◆ **THE REQUEST**:
Give only the number of lines where "contents" occurs.

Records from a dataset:
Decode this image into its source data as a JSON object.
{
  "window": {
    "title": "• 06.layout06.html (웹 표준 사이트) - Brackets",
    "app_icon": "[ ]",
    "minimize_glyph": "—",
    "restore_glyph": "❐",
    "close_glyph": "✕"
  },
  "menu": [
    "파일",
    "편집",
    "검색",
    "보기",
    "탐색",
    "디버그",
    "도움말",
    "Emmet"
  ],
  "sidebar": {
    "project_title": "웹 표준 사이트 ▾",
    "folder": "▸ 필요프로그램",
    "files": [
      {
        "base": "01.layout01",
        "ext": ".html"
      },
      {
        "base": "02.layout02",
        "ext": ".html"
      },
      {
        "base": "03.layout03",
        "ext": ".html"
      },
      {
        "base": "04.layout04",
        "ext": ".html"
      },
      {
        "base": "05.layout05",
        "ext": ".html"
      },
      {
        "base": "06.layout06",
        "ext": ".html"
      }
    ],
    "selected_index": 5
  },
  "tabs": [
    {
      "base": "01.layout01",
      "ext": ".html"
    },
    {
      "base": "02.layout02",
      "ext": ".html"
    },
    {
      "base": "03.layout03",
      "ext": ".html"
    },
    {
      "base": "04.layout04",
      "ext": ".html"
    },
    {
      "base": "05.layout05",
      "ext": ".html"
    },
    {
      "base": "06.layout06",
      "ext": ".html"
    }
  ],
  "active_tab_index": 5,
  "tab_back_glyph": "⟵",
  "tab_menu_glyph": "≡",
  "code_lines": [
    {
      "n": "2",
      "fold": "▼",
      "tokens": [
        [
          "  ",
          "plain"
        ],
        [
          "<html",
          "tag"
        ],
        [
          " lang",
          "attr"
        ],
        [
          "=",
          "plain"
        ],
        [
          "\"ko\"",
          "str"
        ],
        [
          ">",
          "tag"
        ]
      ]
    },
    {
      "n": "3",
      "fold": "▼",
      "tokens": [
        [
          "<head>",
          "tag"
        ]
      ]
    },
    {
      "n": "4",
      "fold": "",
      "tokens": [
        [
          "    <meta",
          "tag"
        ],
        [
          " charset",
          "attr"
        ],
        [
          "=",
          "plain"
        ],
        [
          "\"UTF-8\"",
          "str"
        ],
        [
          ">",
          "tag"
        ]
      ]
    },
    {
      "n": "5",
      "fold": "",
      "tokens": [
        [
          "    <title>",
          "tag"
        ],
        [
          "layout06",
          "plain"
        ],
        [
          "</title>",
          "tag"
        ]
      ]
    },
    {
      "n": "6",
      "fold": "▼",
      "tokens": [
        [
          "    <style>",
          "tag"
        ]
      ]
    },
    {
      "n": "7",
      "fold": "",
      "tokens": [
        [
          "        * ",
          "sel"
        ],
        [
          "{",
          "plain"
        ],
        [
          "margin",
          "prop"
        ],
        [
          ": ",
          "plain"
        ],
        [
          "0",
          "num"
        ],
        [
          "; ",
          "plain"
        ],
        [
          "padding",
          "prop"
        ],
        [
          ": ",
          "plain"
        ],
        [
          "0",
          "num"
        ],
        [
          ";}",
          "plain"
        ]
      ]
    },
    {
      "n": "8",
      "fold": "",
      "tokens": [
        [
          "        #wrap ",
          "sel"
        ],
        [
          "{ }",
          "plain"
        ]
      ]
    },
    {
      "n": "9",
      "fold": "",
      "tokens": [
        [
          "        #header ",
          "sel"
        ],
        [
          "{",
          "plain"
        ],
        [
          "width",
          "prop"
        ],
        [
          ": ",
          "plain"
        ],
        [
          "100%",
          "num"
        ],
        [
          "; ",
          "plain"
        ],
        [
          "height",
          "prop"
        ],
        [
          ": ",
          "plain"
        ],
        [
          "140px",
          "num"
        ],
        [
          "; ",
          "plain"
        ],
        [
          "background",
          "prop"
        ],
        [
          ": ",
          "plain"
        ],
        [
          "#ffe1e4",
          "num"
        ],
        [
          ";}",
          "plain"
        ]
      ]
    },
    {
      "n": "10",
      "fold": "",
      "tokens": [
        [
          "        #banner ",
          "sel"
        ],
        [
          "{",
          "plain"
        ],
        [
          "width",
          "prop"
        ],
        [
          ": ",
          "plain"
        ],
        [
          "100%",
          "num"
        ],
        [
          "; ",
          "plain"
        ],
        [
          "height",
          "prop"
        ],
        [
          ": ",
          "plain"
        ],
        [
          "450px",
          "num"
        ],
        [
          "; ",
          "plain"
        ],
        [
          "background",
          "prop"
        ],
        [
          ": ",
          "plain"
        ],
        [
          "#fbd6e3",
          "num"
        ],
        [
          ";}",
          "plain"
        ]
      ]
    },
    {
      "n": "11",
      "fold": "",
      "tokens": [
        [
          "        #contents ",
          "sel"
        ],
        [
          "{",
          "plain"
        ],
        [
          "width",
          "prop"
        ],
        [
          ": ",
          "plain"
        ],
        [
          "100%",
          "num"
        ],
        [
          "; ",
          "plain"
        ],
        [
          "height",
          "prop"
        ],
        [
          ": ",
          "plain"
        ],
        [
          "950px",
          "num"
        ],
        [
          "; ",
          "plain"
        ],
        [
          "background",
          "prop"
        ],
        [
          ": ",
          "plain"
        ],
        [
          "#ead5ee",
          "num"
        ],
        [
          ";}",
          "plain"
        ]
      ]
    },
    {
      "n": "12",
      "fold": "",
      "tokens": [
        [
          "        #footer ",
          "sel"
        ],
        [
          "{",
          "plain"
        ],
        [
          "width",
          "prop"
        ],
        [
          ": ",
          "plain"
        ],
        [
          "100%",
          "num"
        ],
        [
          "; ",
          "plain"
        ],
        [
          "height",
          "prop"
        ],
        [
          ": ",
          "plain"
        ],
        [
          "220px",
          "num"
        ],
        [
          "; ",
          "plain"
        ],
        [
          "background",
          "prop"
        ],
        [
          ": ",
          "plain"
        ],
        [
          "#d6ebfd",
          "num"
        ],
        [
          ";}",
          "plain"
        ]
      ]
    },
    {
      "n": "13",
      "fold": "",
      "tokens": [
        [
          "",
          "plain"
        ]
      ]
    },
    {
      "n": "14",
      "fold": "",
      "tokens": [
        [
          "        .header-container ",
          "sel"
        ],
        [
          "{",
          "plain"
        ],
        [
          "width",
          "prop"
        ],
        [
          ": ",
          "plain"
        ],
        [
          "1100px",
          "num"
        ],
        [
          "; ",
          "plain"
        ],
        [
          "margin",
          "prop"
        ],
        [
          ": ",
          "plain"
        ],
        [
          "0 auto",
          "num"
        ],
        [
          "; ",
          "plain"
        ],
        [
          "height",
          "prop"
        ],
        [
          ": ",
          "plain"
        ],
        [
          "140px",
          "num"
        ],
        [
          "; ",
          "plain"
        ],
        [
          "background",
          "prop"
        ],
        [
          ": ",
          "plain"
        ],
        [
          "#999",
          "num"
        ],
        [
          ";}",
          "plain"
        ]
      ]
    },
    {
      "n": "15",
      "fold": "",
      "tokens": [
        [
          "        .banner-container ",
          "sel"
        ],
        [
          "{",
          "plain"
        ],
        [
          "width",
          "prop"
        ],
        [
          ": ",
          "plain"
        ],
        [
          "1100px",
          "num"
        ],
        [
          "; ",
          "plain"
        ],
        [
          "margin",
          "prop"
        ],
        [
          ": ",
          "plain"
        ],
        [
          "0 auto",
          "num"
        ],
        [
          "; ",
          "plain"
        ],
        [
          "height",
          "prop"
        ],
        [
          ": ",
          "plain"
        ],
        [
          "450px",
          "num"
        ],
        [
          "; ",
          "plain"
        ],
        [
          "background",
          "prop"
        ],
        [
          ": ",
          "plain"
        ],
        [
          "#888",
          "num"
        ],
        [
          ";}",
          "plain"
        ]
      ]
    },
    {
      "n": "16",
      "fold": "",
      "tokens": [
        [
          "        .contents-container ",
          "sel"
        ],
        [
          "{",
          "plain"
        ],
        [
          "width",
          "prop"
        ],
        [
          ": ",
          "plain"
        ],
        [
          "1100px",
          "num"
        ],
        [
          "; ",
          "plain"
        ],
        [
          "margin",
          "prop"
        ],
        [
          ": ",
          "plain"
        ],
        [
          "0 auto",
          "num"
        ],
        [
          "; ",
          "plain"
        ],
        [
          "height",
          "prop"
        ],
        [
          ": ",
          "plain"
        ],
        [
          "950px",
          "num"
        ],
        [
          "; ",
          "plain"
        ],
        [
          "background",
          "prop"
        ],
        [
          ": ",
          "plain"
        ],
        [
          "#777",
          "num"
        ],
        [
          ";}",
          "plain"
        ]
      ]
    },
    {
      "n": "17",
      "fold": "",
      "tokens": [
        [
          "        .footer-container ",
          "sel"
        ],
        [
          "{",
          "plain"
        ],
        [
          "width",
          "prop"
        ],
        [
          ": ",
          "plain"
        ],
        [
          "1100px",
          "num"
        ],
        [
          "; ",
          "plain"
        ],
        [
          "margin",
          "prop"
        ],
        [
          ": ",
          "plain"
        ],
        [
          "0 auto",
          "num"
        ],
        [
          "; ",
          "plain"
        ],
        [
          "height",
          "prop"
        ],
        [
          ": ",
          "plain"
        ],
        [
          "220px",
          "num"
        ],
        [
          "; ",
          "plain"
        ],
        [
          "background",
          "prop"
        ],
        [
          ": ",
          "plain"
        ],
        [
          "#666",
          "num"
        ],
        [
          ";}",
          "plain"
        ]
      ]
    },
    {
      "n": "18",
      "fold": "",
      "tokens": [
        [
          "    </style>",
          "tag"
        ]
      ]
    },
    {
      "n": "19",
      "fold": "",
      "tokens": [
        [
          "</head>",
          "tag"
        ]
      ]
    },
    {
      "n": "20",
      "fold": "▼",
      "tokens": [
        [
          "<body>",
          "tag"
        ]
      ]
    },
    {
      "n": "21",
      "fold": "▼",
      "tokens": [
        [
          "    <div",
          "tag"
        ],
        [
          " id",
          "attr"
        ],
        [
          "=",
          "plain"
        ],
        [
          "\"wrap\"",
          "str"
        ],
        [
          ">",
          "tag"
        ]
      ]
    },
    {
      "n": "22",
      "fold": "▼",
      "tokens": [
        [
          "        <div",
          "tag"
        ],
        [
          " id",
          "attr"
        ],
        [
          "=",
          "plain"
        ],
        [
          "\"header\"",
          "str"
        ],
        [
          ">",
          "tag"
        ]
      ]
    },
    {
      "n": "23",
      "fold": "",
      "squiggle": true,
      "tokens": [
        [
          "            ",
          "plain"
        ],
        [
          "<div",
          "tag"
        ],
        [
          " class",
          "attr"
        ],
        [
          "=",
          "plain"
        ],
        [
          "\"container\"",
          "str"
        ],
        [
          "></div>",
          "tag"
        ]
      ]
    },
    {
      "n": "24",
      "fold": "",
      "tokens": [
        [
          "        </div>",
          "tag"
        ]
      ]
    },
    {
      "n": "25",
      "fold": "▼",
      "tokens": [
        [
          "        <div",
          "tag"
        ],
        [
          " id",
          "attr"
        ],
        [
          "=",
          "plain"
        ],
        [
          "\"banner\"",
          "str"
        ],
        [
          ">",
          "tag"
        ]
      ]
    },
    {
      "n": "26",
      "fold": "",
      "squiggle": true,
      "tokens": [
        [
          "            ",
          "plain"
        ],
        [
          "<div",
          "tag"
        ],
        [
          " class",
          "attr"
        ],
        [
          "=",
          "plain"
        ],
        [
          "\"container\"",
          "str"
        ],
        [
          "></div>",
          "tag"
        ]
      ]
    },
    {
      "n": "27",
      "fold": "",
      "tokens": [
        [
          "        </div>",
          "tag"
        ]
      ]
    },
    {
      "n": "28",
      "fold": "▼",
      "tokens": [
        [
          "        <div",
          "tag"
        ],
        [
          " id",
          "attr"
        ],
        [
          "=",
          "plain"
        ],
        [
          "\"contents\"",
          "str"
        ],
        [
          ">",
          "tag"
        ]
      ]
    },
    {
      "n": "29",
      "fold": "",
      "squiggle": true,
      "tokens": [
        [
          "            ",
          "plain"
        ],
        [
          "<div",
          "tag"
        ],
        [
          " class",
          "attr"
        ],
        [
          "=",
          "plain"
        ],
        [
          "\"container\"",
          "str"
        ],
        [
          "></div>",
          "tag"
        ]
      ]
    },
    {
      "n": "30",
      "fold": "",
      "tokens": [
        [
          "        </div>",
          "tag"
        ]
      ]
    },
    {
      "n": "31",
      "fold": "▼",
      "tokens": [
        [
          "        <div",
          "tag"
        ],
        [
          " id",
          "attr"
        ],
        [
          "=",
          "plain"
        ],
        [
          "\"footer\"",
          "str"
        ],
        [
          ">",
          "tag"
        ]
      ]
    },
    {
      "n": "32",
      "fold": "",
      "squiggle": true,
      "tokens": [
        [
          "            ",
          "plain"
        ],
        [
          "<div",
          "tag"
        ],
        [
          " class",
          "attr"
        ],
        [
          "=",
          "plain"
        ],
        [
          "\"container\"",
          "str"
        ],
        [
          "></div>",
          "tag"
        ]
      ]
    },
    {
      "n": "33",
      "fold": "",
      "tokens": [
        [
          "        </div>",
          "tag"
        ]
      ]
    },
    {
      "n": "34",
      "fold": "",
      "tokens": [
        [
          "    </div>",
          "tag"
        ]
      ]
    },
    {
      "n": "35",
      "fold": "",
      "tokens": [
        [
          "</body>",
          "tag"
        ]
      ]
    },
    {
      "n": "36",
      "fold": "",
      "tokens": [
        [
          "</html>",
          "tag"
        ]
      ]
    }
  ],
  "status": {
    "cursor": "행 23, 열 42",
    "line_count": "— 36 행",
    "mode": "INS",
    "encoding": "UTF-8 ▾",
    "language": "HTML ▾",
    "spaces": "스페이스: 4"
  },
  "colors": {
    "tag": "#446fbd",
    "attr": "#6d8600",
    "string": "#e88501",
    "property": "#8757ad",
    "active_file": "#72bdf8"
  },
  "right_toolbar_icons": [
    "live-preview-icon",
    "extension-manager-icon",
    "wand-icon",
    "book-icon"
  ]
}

◆ **TASK RESULT**:
3